**Problem statement**
No images are to be carried over; print all other material exactly as it stands.

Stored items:
·····
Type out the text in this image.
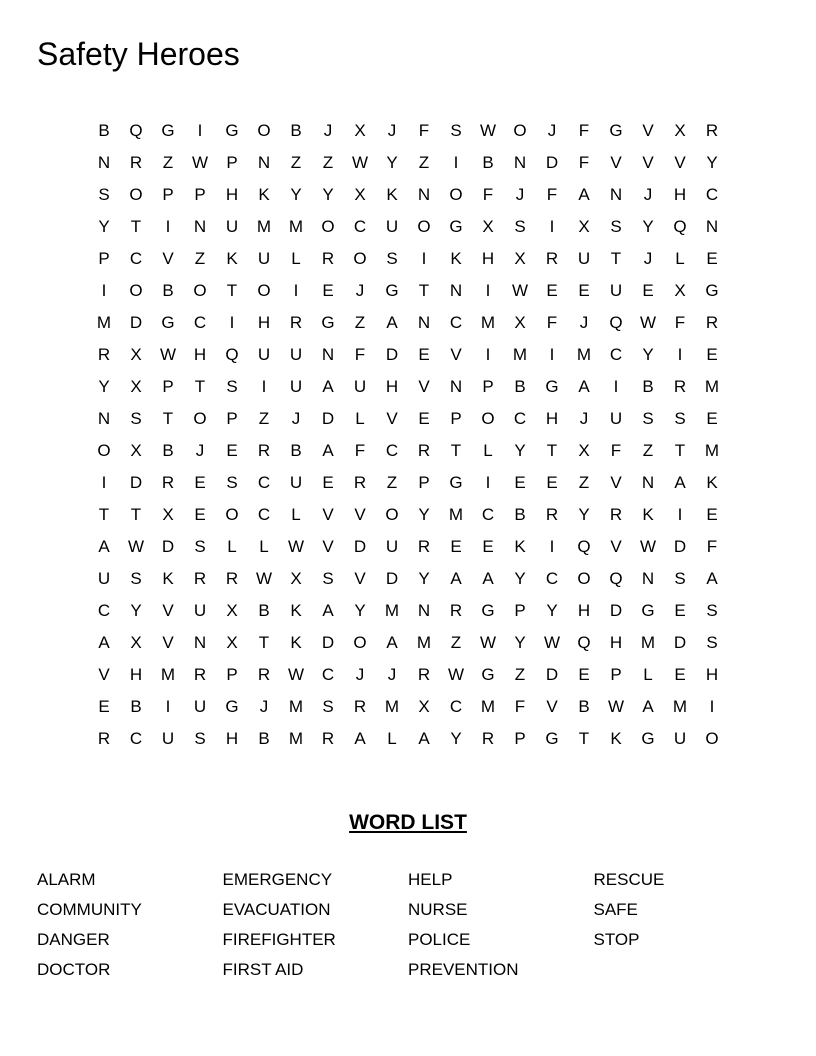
Safety Heroes
B	Q	G	I	G	O	B	J	X	J	F	S	W	O	J	F	G	V	X	R
N	R	Z	W	P	N	Z	Z	W	Y	Z	I	B	N	D	F	V	V	V	Y
S	O	P	P	H	K	Y	Y	X	K	N	O	F	J	F	A	N	J	H	C
Y	T	I	N	U	M	M	O	C	U	O	G	X	S	I	X	S	Y	Q	N
P	C	V	Z	K	U	L	R	O	S	I	K	H	X	R	U	T	J	L	E
I	O	B	O	T	O	I	E	J	G	T	N	I	W	E	E	U	E	X	G
M	D	G	C	I	H	R	G	Z	A	N	C	M	X	F	J	Q	W	F	R
R	X	W	H	Q	U	U	N	F	D	E	V	I	M	I	M	C	Y	I	E
Y	X	P	T	S	I	U	A	U	H	V	N	P	B	G	A	I	B	R	M
N	S	T	O	P	Z	J	D	L	V	E	P	O	C	H	J	U	S	S	E
O	X	B	J	E	R	B	A	F	C	R	T	L	Y	T	X	F	Z	T	M
I	D	R	E	S	C	U	E	R	Z	P	G	I	E	E	Z	V	N	A	K
T	T	X	E	O	C	L	V	V	O	Y	M	C	B	R	Y	R	K	I	E
A	W	D	S	L	L	W	V	D	U	R	E	E	K	I	Q	V	W	D	F
U	S	K	R	R	W	X	S	V	D	Y	A	A	Y	C	O	Q	N	S	A
C	Y	V	U	X	B	K	A	Y	M	N	R	G	P	Y	H	D	G	E	S
A	X	V	N	X	T	K	D	O	A	M	Z	W	Y	W	Q	H	M	D	S
V	H	M	R	P	R	W	C	J	J	R	W	G	Z	D	E	P	L	E	H
E	B	I	U	G	J	M	S	R	M	X	C	M	F	V	B	W	A	M	I
R	C	U	S	H	B	M	R	A	L	A	Y	R	P	G	T	K	G	U	O
WORD LIST
ALARM
COMMUNITY
DANGER
DOCTOR
EMERGENCY
EVACUATION
FIREFIGHTER
FIRST AID
HELP
NURSE
POLICE
PREVENTION
RESCUE
SAFE
STOP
·····
**In response**
Type out the text in this image.
Safety Heroes
B	Q	G	I	G	O	B	J	X	J	F	S	W	O	J	F	G	V	X	R
N	R	Z	W	P	N	Z	Z	W	Y	Z	I	B	N	D	F	V	V	V	Y
S	O	P	P	H	K	Y	Y	X	K	N	O	F	J	F	A	N	J	H	C
Y	T	I	N	U	M	M	O	C	U	O	G	X	S	I	X	S	Y	Q	N
P	C	V	Z	K	U	L	R	O	S	I	K	H	X	R	U	T	J	L	E
I	O	B	O	T	O	I	E	J	G	T	N	I	W	E	E	U	E	X	G
M	D	G	C	I	H	R	G	Z	A	N	C	M	X	F	J	Q	W	F	R
R	X	W	H	Q	U	U	N	F	D	E	V	I	M	I	M	C	Y	I	E
Y	X	P	T	S	I	U	A	U	H	V	N	P	B	G	A	I	B	R	M
N	S	T	O	P	Z	J	D	L	V	E	P	O	C	H	J	U	S	S	E
O	X	B	J	E	R	B	A	F	C	R	T	L	Y	T	X	F	Z	T	M
I	D	R	E	S	C	U	E	R	Z	P	G	I	E	E	Z	V	N	A	K
T	T	X	E	O	C	L	V	V	O	Y	M	C	B	R	Y	R	K	I	E
A	W	D	S	L	L	W	V	D	U	R	E	E	K	I	Q	V	W	D	F
U	S	K	R	R	W	X	S	V	D	Y	A	A	Y	C	O	Q	N	S	A
C	Y	V	U	X	B	K	A	Y	M	N	R	G	P	Y	H	D	G	E	S
A	X	V	N	X	T	K	D	O	A	M	Z	W	Y	W	Q	H	M	D	S
V	H	M	R	P	R	W	C	J	J	R	W	G	Z	D	E	P	L	E	H
E	B	I	U	G	J	M	S	R	M	X	C	M	F	V	B	W	A	M	I
R	C	U	S	H	B	M	R	A	L	A	Y	R	P	G	T	K	G	U	O
WORD LIST
ALARM
COMMUNITY
DANGER
DOCTOR
EMERGENCY
EVACUATION
FIREFIGHTER
FIRST AID
HELP
NURSE
POLICE
PREVENTION
RESCUE
SAFE
STOP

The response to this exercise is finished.